Output each entry below as it stands, leaving out every picture.
>>>>
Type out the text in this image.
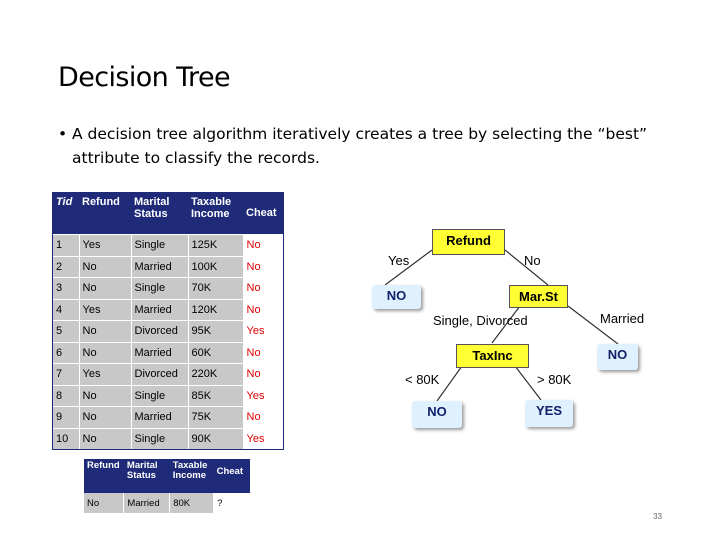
Decision Tree
• A decision tree algorithm iteratively creates a tree by selecting the “best” attribute to classify the records.
Tid	Refund	Marital Status	Taxable Income	Cheat

1	Yes	Single	125K	No
2	No	Married	100K	No
3	No	Single	70K	No
4	Yes	Married	120K	No
5	No	Divorced	95K	Yes
6	No	Married	60K	No
7	Yes	Divorced	220K	No
8	No	Single	85K	Yes
9	No	Married	75K	No
10	No	Single	90K	Yes
Refund	Marital Status	Taxable Income	Cheat
No	Married	80K	?
Refund
NO	Mar.St
TaxInc	NO
NO	YES
Yes	No
Single, Divorced	Married
< 80K	> 80K
33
<<<<
Correct output:
Type out the text in this image.
Decision Tree
• A decision tree algorithm iteratively creates a tree by selecting the “best” attribute to classify the records.
Tid	Refund	Marital Status	Taxable Income	Cheat

1	Yes	Single	125K	No
2	No	Married	100K	No
3	No	Single	70K	No
4	Yes	Married	120K	No
5	No	Divorced	95K	Yes
6	No	Married	60K	No
7	Yes	Divorced	220K	No
8	No	Single	85K	Yes
9	No	Married	75K	No
10	No	Single	90K	Yes
Refund	Marital Status	Taxable Income	Cheat
No	Married	80K	?
Refund
NO	Mar.St
TaxInc	NO
NO	YES
Yes	No
Single, Divorced	Married
< 80K	> 80K
33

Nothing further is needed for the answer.